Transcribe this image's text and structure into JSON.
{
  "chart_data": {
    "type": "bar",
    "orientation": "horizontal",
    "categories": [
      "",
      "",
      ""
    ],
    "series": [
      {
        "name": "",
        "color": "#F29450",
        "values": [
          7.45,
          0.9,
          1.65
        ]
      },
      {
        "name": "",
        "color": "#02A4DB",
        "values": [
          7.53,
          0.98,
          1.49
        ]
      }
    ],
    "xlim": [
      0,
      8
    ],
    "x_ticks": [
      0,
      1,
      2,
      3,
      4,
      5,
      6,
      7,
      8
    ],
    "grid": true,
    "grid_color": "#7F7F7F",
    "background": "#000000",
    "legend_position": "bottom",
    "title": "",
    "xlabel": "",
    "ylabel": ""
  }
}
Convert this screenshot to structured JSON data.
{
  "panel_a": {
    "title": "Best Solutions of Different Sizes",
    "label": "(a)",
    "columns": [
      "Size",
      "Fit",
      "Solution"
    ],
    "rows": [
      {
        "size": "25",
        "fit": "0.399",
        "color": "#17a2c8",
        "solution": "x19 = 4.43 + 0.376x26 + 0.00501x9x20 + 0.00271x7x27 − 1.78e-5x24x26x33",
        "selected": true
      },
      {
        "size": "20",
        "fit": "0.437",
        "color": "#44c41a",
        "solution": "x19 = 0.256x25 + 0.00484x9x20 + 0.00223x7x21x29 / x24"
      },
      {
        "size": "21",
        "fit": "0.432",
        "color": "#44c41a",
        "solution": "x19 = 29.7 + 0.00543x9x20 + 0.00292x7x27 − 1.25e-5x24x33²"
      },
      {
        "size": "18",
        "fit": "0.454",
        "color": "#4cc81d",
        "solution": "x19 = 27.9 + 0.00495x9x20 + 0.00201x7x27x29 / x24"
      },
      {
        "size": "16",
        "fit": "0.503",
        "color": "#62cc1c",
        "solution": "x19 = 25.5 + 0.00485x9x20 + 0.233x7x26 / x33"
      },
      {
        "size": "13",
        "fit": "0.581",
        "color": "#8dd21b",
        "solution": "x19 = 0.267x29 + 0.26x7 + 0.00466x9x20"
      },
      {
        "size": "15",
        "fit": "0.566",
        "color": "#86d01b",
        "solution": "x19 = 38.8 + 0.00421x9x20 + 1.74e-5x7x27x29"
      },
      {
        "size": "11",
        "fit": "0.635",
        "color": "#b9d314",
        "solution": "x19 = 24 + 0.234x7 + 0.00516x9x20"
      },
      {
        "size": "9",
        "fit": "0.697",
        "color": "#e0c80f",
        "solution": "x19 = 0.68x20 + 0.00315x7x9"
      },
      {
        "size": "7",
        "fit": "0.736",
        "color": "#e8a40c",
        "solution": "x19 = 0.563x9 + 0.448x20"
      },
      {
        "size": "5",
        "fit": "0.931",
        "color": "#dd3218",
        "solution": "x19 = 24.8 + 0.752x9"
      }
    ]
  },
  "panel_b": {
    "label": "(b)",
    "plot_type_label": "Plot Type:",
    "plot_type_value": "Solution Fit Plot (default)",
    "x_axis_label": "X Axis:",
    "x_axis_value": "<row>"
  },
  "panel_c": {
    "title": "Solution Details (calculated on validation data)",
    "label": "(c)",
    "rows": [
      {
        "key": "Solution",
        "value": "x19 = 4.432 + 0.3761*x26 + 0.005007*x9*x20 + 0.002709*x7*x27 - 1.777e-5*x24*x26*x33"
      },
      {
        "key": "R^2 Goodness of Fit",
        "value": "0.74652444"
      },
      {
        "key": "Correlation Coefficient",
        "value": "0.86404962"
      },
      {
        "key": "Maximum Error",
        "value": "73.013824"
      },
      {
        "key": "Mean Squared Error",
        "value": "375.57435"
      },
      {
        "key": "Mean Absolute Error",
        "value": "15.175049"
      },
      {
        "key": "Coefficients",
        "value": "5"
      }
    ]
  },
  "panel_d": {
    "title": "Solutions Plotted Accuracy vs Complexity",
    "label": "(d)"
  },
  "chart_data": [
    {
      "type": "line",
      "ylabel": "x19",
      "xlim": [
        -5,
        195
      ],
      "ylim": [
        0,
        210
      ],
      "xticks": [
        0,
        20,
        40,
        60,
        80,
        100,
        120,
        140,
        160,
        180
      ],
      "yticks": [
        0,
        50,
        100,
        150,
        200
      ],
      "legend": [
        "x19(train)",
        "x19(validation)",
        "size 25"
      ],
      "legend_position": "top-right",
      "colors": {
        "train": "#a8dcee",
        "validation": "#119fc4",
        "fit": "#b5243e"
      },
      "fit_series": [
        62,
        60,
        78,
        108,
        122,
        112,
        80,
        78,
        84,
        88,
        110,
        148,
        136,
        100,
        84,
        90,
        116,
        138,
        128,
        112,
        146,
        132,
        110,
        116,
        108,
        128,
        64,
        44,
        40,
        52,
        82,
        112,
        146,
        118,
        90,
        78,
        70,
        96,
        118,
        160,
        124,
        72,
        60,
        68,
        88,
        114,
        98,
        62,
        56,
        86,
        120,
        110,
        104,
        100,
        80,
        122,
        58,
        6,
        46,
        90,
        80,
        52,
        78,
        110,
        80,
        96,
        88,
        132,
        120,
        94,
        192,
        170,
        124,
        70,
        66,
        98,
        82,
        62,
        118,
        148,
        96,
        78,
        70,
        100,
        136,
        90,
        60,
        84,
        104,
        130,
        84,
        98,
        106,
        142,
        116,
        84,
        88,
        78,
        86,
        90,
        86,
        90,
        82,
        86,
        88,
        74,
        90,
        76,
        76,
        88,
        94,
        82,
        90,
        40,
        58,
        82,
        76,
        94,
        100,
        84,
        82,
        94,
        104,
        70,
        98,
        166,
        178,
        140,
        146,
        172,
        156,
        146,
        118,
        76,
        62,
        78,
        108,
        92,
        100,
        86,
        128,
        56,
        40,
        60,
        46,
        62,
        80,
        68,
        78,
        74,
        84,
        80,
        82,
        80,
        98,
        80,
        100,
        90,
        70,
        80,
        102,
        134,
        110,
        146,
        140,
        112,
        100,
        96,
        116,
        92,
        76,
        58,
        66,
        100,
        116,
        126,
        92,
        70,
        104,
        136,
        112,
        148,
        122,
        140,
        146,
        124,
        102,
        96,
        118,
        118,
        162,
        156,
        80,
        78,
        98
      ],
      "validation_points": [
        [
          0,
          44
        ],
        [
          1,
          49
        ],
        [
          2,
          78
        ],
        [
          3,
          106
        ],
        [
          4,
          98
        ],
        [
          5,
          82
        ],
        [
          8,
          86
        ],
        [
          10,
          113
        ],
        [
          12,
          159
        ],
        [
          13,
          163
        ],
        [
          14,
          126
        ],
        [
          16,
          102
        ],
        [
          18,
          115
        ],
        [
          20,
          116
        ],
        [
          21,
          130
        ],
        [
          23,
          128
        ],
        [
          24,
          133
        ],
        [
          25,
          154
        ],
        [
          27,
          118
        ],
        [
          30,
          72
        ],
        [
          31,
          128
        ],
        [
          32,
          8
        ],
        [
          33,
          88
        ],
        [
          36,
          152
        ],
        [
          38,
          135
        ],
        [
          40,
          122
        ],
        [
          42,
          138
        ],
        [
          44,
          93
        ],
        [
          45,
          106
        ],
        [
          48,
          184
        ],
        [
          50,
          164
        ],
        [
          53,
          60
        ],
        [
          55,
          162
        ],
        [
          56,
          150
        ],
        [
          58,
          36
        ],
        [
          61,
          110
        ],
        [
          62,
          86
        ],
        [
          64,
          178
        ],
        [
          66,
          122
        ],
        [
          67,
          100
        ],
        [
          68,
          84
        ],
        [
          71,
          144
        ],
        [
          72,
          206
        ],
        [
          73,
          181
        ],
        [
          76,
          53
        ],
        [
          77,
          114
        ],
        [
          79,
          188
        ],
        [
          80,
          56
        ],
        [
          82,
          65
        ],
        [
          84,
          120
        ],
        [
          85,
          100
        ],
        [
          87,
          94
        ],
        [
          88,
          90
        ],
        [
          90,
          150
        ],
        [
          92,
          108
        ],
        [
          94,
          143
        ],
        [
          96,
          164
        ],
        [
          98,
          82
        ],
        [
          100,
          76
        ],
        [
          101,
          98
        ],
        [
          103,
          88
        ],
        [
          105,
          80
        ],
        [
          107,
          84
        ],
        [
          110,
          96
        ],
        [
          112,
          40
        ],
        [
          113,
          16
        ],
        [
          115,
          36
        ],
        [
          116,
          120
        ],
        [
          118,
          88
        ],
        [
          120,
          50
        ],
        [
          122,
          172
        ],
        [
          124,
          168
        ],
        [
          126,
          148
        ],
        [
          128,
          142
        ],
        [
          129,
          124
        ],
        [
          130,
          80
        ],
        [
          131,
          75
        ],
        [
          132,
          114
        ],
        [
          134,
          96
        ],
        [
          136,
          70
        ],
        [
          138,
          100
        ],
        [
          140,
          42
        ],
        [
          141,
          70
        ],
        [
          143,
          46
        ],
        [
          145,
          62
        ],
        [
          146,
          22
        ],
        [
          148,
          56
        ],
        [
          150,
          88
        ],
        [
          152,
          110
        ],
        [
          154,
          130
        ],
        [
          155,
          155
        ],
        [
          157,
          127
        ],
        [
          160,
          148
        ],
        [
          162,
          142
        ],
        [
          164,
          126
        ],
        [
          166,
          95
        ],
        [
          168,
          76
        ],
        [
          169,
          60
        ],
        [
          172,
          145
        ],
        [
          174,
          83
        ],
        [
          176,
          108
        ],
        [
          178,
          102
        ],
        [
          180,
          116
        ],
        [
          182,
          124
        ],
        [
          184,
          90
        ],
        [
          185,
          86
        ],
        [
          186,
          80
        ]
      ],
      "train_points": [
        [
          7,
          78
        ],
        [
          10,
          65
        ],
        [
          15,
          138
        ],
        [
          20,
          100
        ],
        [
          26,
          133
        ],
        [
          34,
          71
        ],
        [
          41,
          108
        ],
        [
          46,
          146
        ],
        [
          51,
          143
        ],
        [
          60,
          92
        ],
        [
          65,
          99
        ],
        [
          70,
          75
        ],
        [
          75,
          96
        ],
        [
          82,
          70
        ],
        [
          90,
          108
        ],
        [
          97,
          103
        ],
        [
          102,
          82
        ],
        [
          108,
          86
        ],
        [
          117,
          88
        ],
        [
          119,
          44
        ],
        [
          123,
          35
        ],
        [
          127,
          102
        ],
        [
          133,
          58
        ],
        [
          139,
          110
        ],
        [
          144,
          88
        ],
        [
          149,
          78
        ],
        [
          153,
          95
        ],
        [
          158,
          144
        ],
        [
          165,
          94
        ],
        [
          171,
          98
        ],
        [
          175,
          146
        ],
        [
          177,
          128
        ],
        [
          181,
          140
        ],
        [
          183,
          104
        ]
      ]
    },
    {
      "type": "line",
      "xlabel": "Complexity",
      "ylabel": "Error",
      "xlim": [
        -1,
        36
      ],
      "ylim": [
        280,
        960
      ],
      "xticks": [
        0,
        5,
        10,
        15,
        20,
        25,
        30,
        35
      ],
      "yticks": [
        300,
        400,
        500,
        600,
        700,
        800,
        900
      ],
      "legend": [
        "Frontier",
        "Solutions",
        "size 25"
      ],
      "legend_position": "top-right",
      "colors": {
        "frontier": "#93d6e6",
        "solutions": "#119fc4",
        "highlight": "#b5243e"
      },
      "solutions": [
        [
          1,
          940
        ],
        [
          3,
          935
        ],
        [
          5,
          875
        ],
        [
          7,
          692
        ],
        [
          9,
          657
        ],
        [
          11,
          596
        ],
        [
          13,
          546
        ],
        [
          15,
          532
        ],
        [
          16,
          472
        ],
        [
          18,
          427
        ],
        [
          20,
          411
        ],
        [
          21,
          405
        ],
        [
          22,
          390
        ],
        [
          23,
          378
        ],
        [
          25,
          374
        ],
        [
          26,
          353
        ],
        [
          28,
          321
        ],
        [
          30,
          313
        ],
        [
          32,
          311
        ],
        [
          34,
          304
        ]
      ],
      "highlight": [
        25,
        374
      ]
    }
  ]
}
====
▶ _Short exercise_
Wherever the word "Complexity" occurs in a line of the listing, copy that line.

▶ _Answer below_
    "title": "Solutions Plotted Accuracy vs Complexity",
      "xlabel": "Complexity",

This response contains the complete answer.